[Prompt]
Copy all of the material exactly. Pictures are not to appear in the copy.

[Figure record listings]
....

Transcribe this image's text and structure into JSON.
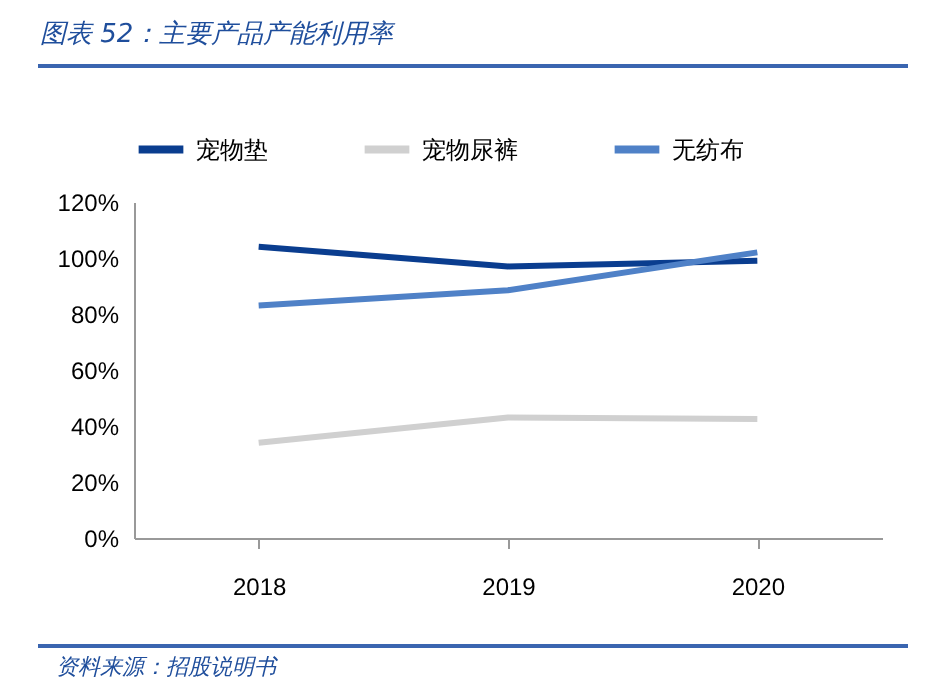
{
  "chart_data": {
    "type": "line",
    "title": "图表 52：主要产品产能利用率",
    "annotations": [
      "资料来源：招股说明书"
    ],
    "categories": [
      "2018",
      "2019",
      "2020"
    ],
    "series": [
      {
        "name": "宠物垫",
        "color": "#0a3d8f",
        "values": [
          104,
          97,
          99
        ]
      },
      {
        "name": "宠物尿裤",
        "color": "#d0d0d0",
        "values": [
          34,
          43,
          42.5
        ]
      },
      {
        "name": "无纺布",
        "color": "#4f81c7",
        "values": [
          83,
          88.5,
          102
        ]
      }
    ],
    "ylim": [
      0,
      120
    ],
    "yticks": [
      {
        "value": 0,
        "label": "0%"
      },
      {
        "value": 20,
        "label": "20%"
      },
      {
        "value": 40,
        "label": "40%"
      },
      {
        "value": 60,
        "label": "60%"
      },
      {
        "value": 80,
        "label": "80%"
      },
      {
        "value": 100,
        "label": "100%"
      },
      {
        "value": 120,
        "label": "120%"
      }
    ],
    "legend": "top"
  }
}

....

[Solution to this task]
Transcribe this image's text and structure into JSON.
{
  "chart_data": {
    "type": "line",
    "title": "图表 52：主要产品产能利用率",
    "annotations": [
      "资料来源：招股说明书"
    ],
    "categories": [
      "2018",
      "2019",
      "2020"
    ],
    "series": [
      {
        "name": "宠物垫",
        "color": "#0a3d8f",
        "values": [
          104,
          97,
          99
        ]
      },
      {
        "name": "宠物尿裤",
        "color": "#d0d0d0",
        "values": [
          34,
          43,
          42.5
        ]
      },
      {
        "name": "无纺布",
        "color": "#4f81c7",
        "values": [
          83,
          88.5,
          102
        ]
      }
    ],
    "ylim": [
      0,
      120
    ],
    "yticks": [
      {
        "value": 0,
        "label": "0%"
      },
      {
        "value": 20,
        "label": "20%"
      },
      {
        "value": 40,
        "label": "40%"
      },
      {
        "value": 60,
        "label": "60%"
      },
      {
        "value": 80,
        "label": "80%"
      },
      {
        "value": 100,
        "label": "100%"
      },
      {
        "value": 120,
        "label": "120%"
      }
    ],
    "legend": "top"
  }
}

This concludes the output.